In the data below, locate each line with the word "this" and list it.

[Stored entries]
[START]

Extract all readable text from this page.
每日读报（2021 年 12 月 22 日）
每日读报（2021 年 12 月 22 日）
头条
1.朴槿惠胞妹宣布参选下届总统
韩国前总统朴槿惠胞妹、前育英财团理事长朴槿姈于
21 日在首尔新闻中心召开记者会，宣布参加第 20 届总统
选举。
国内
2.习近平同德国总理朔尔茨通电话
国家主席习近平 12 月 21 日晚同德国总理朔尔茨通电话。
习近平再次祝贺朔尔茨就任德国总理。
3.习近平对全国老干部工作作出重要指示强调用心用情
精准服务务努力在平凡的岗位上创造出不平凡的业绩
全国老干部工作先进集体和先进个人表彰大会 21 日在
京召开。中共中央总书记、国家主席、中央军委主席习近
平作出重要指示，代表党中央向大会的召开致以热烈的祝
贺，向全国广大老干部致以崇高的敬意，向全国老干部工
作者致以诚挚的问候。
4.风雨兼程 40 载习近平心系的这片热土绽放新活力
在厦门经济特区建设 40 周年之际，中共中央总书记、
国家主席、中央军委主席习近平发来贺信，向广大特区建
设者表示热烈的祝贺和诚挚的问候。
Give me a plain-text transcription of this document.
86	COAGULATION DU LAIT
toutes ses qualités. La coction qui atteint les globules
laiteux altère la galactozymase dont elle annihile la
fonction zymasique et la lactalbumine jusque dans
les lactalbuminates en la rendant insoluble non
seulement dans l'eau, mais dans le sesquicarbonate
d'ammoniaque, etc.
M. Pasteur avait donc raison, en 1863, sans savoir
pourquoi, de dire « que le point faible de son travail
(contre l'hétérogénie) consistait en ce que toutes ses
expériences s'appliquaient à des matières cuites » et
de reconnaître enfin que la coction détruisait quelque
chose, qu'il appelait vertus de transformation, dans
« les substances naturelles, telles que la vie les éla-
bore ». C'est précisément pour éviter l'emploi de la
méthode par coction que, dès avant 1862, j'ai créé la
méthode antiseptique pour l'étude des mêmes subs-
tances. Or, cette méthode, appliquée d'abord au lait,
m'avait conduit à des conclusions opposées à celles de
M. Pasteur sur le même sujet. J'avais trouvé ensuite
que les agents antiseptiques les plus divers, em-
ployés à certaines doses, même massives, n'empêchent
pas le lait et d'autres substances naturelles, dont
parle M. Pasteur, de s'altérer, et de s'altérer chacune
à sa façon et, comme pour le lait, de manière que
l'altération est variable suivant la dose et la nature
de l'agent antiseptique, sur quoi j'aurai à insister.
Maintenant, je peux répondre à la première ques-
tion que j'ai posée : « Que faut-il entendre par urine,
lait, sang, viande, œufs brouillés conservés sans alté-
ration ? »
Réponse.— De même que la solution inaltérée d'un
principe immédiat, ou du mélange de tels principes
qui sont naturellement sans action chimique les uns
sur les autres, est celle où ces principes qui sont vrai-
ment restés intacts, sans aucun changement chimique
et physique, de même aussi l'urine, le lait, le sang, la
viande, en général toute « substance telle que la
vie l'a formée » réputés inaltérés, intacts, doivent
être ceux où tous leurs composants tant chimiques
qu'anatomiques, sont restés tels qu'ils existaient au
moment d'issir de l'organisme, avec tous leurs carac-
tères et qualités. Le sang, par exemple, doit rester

[END]

* Answer to the exercise *
Extract all readable text from this page.
Give me a plain-text transcription of this document.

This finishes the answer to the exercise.